▸ **Exercise prompt**
Return each line of the material verbatim.

####

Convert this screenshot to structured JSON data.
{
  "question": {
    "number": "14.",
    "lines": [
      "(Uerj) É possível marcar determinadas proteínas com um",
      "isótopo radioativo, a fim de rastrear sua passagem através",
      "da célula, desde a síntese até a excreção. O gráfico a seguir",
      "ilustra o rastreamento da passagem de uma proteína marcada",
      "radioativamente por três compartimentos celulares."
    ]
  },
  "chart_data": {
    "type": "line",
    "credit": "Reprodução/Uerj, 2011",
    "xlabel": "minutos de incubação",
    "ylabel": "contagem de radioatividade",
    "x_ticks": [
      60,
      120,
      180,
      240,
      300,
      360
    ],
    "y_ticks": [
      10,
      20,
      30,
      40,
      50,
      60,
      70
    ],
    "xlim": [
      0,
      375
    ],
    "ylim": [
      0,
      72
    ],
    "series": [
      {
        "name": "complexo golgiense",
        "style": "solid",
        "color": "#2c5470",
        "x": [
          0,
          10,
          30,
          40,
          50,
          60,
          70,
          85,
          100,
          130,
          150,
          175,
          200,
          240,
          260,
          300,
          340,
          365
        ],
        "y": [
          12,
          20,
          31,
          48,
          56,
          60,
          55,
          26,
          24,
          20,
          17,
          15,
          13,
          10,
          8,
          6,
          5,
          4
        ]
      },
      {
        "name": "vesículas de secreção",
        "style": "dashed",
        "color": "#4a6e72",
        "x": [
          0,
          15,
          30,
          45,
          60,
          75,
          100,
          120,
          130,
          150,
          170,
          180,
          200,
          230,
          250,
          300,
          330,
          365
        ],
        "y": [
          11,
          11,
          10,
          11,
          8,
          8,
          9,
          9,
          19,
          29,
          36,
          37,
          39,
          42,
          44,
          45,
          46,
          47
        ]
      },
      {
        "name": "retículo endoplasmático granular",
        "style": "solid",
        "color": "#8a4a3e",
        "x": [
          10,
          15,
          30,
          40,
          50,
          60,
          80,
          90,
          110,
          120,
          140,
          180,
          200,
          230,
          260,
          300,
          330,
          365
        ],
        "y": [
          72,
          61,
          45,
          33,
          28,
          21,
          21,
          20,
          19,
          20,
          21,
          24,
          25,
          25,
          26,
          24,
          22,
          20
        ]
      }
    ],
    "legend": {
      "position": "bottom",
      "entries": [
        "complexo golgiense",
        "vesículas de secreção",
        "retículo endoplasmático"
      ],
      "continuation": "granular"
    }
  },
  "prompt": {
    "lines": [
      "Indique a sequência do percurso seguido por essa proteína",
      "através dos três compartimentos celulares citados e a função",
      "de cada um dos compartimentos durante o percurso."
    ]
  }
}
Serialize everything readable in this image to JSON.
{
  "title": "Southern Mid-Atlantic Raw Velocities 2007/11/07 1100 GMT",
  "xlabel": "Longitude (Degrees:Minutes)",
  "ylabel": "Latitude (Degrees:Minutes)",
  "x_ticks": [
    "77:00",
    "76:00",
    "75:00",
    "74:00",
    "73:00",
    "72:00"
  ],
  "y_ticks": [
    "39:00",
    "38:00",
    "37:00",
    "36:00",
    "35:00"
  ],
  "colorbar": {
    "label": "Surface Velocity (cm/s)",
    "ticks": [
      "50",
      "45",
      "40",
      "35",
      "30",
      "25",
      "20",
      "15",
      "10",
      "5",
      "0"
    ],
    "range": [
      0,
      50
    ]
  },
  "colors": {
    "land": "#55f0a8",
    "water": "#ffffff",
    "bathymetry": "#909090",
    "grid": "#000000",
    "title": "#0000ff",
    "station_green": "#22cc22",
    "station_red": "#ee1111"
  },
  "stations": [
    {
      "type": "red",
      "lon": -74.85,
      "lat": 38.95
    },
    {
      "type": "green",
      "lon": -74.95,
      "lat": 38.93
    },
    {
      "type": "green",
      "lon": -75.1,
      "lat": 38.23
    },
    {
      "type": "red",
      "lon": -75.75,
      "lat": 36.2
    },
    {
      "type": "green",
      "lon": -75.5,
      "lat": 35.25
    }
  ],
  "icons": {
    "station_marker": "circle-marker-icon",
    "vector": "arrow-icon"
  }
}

####

▸ **Solution for this problem**
Convert this screenshot to structured JSON data.
{
  "question": {
    "number": "14.",
    "lines": [
      "(Uerj) É possível marcar determinadas proteínas com um",
      "isótopo radioativo, a fim de rastrear sua passagem através",
      "da célula, desde a síntese até a excreção. O gráfico a seguir",
      "ilustra o rastreamento da passagem de uma proteína marcada",
      "radioativamente por três compartimentos celulares."
    ]
  },
  "chart_data": {
    "type": "line",
    "credit": "Reprodução/Uerj, 2011",
    "xlabel": "minutos de incubação",
    "ylabel": "contagem de radioatividade",
    "x_ticks": [
      60,
      120,
      180,
      240,
      300,
      360
    ],
    "y_ticks": [
      10,
      20,
      30,
      40,
      50,
      60,
      70
    ],
    "xlim": [
      0,
      375
    ],
    "ylim": [
      0,
      72
    ],
    "series": [
      {
        "name": "complexo golgiense",
        "style": "solid",
        "color": "#2c5470",
        "x": [
          0,
          10,
          30,
          40,
          50,
          60,
          70,
          85,
          100,
          130,
          150,
          175,
          200,
          240,
          260,
          300,
          340,
          365
        ],
        "y": [
          12,
          20,
          31,
          48,
          56,
          60,
          55,
          26,
          24,
          20,
          17,
          15,
          13,
          10,
          8,
          6,
          5,
          4
        ]
      },
      {
        "name": "vesículas de secreção",
        "style": "dashed",
        "color": "#4a6e72",
        "x": [
          0,
          15,
          30,
          45,
          60,
          75,
          100,
          120,
          130,
          150,
          170,
          180,
          200,
          230,
          250,
          300,
          330,
          365
        ],
        "y": [
          11,
          11,
          10,
          11,
          8,
          8,
          9,
          9,
          19,
          29,
          36,
          37,
          39,
          42,
          44,
          45,
          46,
          47
        ]
      },
      {
        "name": "retículo endoplasmático granular",
        "style": "solid",
        "color": "#8a4a3e",
        "x": [
          10,
          15,
          30,
          40,
          50,
          60,
          80,
          90,
          110,
          120,
          140,
          180,
          200,
          230,
          260,
          300,
          330,
          365
        ],
        "y": [
          72,
          61,
          45,
          33,
          28,
          21,
          21,
          20,
          19,
          20,
          21,
          24,
          25,
          25,
          26,
          24,
          22,
          20
        ]
      }
    ],
    "legend": {
      "position": "bottom",
      "entries": [
        "complexo golgiense",
        "vesículas de secreção",
        "retículo endoplasmático"
      ],
      "continuation": "granular"
    }
  },
  "prompt": {
    "lines": [
      "Indique a sequência do percurso seguido por essa proteína",
      "através dos três compartimentos celulares citados e a função",
      "de cada um dos compartimentos durante o percurso."
    ]
  }
}
Serialize everything readable in this image to JSON.
{
  "title": "Southern Mid-Atlantic Raw Velocities 2007/11/07 1100 GMT",
  "xlabel": "Longitude (Degrees:Minutes)",
  "ylabel": "Latitude (Degrees:Minutes)",
  "x_ticks": [
    "77:00",
    "76:00",
    "75:00",
    "74:00",
    "73:00",
    "72:00"
  ],
  "y_ticks": [
    "39:00",
    "38:00",
    "37:00",
    "36:00",
    "35:00"
  ],
  "colorbar": {
    "label": "Surface Velocity (cm/s)",
    "ticks": [
      "50",
      "45",
      "40",
      "35",
      "30",
      "25",
      "20",
      "15",
      "10",
      "5",
      "0"
    ],
    "range": [
      0,
      50
    ]
  },
  "colors": {
    "land": "#55f0a8",
    "water": "#ffffff",
    "bathymetry": "#909090",
    "grid": "#000000",
    "title": "#0000ff",
    "station_green": "#22cc22",
    "station_red": "#ee1111"
  },
  "stations": [
    {
      "type": "red",
      "lon": -74.85,
      "lat": 38.95
    },
    {
      "type": "green",
      "lon": -74.95,
      "lat": 38.93
    },
    {
      "type": "green",
      "lon": -75.1,
      "lat": 38.23
    },
    {
      "type": "red",
      "lon": -75.75,
      "lat": 36.2
    },
    {
      "type": "green",
      "lon": -75.5,
      "lat": 35.25
    }
  ],
  "icons": {
    "station_marker": "circle-marker-icon",
    "vector": "arrow-icon"
  }
}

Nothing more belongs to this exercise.